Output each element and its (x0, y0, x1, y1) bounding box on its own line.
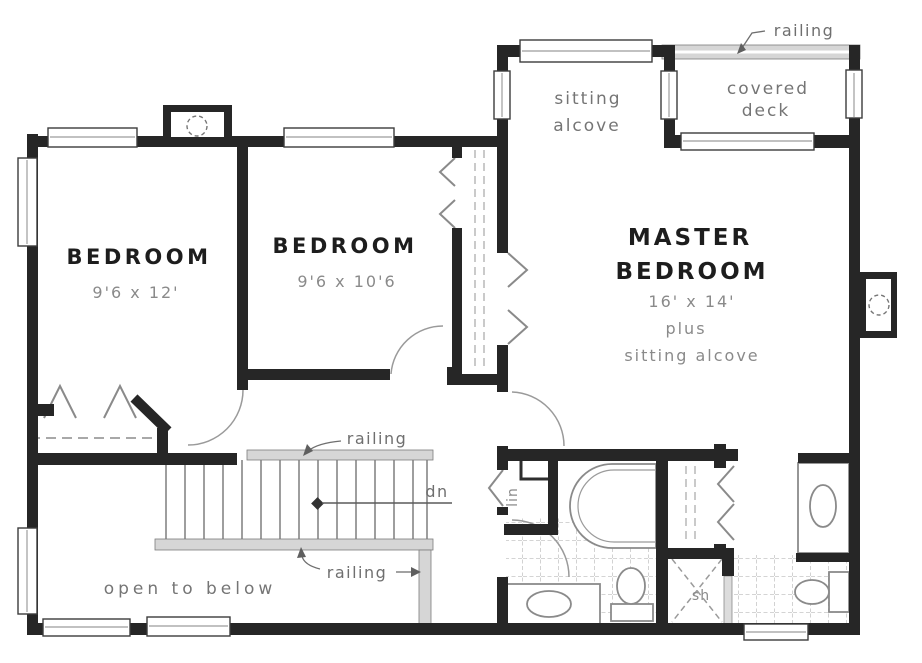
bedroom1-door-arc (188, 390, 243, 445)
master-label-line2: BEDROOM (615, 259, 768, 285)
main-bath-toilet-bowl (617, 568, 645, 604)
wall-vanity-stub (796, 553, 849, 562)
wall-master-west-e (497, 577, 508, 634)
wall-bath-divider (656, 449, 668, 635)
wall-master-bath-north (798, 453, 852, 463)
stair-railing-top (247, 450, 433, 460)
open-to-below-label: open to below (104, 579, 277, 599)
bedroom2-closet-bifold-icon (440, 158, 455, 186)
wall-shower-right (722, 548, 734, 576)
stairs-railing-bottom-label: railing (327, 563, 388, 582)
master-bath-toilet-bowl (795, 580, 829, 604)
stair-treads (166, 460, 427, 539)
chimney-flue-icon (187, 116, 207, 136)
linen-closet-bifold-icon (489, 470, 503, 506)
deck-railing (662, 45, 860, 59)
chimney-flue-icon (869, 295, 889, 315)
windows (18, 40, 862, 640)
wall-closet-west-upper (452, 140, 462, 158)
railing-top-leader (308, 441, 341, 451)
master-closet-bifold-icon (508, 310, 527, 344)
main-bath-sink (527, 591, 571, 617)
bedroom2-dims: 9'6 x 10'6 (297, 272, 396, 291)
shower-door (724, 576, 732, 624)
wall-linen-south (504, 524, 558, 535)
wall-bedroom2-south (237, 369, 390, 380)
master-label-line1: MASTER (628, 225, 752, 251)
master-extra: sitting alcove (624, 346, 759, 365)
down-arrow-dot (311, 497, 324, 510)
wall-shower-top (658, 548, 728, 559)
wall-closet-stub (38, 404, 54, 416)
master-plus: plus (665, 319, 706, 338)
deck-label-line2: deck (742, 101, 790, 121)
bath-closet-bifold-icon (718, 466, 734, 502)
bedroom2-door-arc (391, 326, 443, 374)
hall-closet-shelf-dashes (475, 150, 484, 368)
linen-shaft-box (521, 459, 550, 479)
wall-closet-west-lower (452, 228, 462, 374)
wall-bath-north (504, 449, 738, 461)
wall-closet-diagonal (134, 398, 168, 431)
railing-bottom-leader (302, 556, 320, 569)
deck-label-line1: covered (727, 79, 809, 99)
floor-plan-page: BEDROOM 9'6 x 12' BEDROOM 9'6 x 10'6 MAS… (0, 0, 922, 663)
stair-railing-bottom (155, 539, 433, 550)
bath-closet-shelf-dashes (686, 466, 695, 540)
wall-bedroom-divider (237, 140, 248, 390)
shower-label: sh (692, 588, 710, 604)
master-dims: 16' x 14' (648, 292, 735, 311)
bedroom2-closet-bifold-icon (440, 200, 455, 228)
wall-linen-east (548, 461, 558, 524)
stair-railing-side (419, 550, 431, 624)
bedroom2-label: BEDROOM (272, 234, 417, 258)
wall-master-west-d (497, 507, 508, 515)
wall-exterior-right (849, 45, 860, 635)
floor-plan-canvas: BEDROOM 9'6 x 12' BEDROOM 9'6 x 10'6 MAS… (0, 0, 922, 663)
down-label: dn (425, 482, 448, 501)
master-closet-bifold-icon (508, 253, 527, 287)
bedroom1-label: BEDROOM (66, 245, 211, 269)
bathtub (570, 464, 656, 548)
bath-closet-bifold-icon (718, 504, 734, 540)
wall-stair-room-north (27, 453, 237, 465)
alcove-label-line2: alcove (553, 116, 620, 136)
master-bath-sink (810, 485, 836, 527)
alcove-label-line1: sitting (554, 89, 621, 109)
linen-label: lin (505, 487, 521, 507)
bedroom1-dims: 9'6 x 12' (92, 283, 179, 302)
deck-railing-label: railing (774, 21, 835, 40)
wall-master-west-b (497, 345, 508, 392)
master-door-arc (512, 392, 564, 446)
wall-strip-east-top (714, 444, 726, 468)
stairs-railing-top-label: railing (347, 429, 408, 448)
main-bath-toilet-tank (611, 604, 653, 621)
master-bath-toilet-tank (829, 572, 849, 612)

---

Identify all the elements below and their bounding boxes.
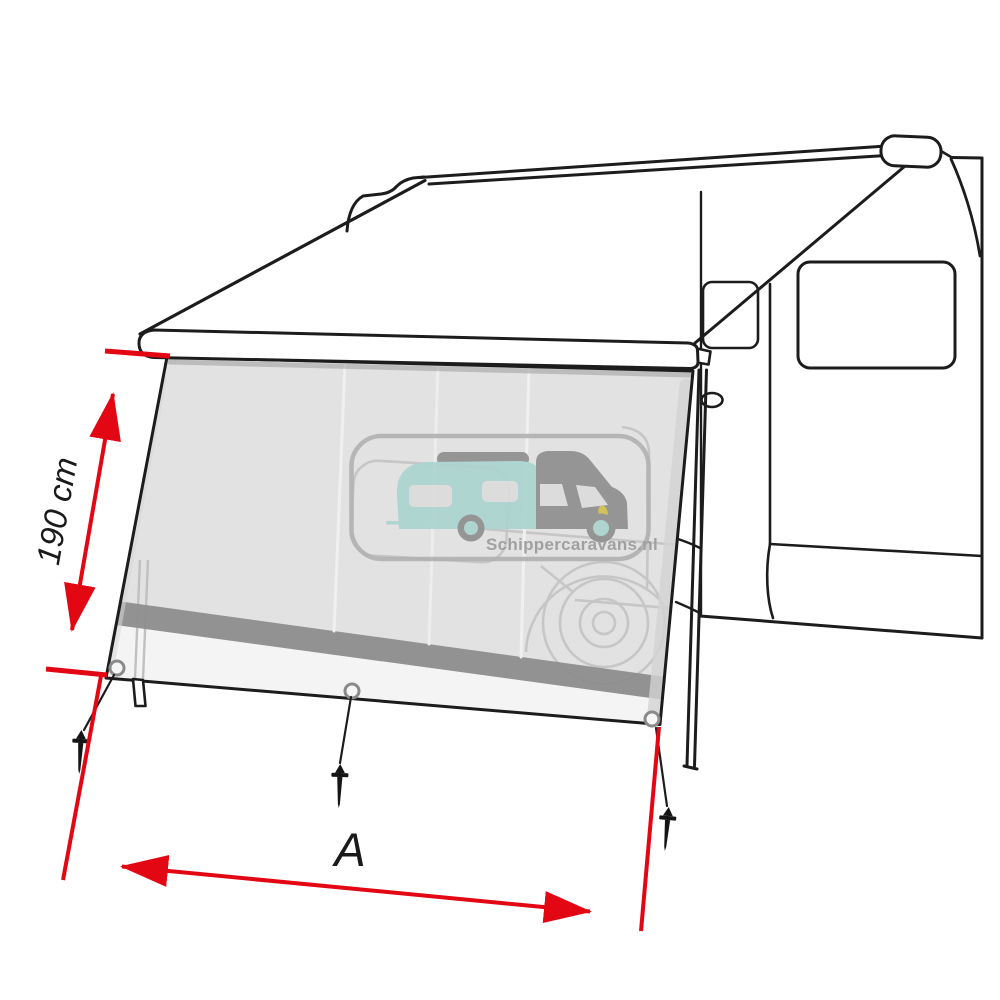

* [Do this]
Copy the data verbatim, beginning at the line that contains "Output each element" and stopping after the line that contains "wall-vanity-stub (796, 553, 849, 562)". Leave the pictures out of your answer.

* [Worked answer]
Output each element and its (x0, y0, x1, y1) bounding box on its own line.
bedroom1-door-arc (188, 390, 243, 445)
master-label-line2: BEDROOM (615, 259, 768, 285)
main-bath-toilet-bowl (617, 568, 645, 604)
wall-vanity-stub (796, 553, 849, 562)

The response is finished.